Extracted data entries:
------------------------------------

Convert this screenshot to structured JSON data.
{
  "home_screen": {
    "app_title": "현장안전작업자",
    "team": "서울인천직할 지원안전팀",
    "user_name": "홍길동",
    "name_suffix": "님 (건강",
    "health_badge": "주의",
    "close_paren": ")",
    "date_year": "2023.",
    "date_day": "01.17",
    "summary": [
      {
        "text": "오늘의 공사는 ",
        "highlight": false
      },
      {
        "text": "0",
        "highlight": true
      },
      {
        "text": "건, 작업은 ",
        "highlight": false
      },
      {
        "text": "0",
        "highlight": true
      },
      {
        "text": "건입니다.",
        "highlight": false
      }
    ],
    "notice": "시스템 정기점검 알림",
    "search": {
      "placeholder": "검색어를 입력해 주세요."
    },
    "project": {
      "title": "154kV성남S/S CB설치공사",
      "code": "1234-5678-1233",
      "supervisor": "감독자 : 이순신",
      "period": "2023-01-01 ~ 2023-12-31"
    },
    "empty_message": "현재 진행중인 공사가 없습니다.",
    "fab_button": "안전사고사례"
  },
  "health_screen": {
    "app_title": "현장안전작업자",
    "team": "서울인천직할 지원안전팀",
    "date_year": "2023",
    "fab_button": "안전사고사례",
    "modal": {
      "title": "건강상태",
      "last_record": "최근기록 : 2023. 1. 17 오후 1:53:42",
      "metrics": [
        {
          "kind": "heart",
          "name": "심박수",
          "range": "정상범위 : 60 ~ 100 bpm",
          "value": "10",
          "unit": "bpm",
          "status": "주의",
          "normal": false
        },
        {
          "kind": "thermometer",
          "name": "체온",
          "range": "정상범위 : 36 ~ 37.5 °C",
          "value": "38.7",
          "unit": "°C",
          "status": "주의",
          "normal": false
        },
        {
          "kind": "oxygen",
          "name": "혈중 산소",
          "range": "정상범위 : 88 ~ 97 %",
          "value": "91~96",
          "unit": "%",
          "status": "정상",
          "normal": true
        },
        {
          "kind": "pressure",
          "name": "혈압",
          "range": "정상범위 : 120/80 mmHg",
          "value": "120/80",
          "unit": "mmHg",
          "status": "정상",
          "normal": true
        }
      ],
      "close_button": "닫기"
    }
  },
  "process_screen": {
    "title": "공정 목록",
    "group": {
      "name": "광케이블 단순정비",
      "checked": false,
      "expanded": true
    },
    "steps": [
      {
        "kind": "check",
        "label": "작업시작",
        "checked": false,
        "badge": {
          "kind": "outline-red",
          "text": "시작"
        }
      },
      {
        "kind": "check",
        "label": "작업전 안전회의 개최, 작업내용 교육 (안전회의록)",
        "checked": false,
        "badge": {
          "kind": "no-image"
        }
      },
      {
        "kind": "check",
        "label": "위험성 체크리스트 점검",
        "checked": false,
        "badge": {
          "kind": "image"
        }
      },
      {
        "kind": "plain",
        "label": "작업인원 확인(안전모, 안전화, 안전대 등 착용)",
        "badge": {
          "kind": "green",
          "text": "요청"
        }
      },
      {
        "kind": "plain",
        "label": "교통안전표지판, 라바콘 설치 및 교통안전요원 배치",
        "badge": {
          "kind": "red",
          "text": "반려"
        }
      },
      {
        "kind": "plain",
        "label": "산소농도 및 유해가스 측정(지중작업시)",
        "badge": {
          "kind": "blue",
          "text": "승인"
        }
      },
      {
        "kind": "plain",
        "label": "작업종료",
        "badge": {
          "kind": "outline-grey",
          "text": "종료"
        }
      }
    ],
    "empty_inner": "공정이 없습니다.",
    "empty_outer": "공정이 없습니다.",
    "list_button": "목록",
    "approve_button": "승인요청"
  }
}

------------------------------------

Work to be completed: Output the complete data exactly as written.

Result for this task:
Convert this screenshot to structured JSON data.
{
  "home_screen": {
    "app_title": "현장안전작업자",
    "team": "서울인천직할 지원안전팀",
    "user_name": "홍길동",
    "name_suffix": "님 (건강",
    "health_badge": "주의",
    "close_paren": ")",
    "date_year": "2023.",
    "date_day": "01.17",
    "summary": [
      {
        "text": "오늘의 공사는 ",
        "highlight": false
      },
      {
        "text": "0",
        "highlight": true
      },
      {
        "text": "건, 작업은 ",
        "highlight": false
      },
      {
        "text": "0",
        "highlight": true
      },
      {
        "text": "건입니다.",
        "highlight": false
      }
    ],
    "notice": "시스템 정기점검 알림",
    "search": {
      "placeholder": "검색어를 입력해 주세요."
    },
    "project": {
      "title": "154kV성남S/S CB설치공사",
      "code": "1234-5678-1233",
      "supervisor": "감독자 : 이순신",
      "period": "2023-01-01 ~ 2023-12-31"
    },
    "empty_message": "현재 진행중인 공사가 없습니다.",
    "fab_button": "안전사고사례"
  },
  "health_screen": {
    "app_title": "현장안전작업자",
    "team": "서울인천직할 지원안전팀",
    "date_year": "2023",
    "fab_button": "안전사고사례",
    "modal": {
      "title": "건강상태",
      "last_record": "최근기록 : 2023. 1. 17 오후 1:53:42",
      "metrics": [
        {
          "kind": "heart",
          "name": "심박수",
          "range": "정상범위 : 60 ~ 100 bpm",
          "value": "10",
          "unit": "bpm",
          "status": "주의",
          "normal": false
        },
        {
          "kind": "thermometer",
          "name": "체온",
          "range": "정상범위 : 36 ~ 37.5 °C",
          "value": "38.7",
          "unit": "°C",
          "status": "주의",
          "normal": false
        },
        {
          "kind": "oxygen",
          "name": "혈중 산소",
          "range": "정상범위 : 88 ~ 97 %",
          "value": "91~96",
          "unit": "%",
          "status": "정상",
          "normal": true
        },
        {
          "kind": "pressure",
          "name": "혈압",
          "range": "정상범위 : 120/80 mmHg",
          "value": "120/80",
          "unit": "mmHg",
          "status": "정상",
          "normal": true
        }
      ],
      "close_button": "닫기"
    }
  },
  "process_screen": {
    "title": "공정 목록",
    "group": {
      "name": "광케이블 단순정비",
      "checked": false,
      "expanded": true
    },
    "steps": [
      {
        "kind": "check",
        "label": "작업시작",
        "checked": false,
        "badge": {
          "kind": "outline-red",
          "text": "시작"
        }
      },
      {
        "kind": "check",
        "label": "작업전 안전회의 개최, 작업내용 교육 (안전회의록)",
        "checked": false,
        "badge": {
          "kind": "no-image"
        }
      },
      {
        "kind": "check",
        "label": "위험성 체크리스트 점검",
        "checked": false,
        "badge": {
          "kind": "image"
        }
      },
      {
        "kind": "plain",
        "label": "작업인원 확인(안전모, 안전화, 안전대 등 착용)",
        "badge": {
          "kind": "green",
          "text": "요청"
        }
      },
      {
        "kind": "plain",
        "label": "교통안전표지판, 라바콘 설치 및 교통안전요원 배치",
        "badge": {
          "kind": "red",
          "text": "반려"
        }
      },
      {
        "kind": "plain",
        "label": "산소농도 및 유해가스 측정(지중작업시)",
        "badge": {
          "kind": "blue",
          "text": "승인"
        }
      },
      {
        "kind": "plain",
        "label": "작업종료",
        "badge": {
          "kind": "outline-grey",
          "text": "종료"
        }
      }
    ],
    "empty_inner": "공정이 없습니다.",
    "empty_outer": "공정이 없습니다.",
    "list_button": "목록",
    "approve_button": "승인요청"
  }
}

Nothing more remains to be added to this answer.